> **Your goal**: Only lines holding the word "Instilling" should be copied from the material.

> **Rows**:
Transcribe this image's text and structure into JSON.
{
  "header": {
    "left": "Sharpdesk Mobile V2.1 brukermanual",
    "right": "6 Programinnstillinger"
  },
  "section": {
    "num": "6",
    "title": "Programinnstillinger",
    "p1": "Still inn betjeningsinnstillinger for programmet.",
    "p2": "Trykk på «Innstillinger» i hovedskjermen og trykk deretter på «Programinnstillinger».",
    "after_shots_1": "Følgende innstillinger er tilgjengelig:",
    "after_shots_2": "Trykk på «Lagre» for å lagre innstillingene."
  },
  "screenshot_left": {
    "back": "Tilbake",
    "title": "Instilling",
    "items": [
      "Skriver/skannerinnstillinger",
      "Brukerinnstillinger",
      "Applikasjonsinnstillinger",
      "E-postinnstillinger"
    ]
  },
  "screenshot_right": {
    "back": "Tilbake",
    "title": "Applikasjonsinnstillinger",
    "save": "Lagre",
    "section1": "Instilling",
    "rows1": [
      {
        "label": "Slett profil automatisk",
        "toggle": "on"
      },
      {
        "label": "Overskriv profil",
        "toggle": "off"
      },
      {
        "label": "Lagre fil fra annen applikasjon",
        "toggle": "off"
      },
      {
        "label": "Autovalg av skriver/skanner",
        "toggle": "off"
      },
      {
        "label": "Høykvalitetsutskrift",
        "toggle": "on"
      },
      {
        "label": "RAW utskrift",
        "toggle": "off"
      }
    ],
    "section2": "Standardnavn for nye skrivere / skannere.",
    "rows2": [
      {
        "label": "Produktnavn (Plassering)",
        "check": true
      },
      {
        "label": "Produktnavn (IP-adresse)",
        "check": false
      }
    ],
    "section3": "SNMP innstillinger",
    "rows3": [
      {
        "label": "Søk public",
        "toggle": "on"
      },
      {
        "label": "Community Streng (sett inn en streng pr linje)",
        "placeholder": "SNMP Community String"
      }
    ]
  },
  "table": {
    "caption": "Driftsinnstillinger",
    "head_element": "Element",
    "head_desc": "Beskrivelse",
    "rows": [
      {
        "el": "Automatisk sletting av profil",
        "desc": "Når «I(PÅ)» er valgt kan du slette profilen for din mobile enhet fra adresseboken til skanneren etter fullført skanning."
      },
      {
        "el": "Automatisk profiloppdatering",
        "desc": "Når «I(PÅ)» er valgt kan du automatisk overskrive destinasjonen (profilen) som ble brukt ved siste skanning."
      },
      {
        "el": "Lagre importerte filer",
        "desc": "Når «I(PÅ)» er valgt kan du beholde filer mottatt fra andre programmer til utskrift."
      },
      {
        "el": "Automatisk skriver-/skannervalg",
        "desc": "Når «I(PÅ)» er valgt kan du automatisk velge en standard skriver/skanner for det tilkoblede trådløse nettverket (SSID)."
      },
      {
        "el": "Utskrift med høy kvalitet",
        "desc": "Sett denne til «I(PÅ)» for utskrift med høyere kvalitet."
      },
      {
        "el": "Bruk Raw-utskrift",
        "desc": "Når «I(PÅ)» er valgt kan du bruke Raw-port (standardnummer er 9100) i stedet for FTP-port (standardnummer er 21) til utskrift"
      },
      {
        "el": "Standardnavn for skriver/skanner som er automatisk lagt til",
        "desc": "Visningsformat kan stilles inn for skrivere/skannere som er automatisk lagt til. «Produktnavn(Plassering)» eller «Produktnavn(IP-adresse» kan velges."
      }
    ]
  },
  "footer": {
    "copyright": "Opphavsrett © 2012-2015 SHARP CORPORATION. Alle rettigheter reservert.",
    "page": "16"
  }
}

> **Exercise output**:
    "title": "Instilling",
    "section1": "Instilling",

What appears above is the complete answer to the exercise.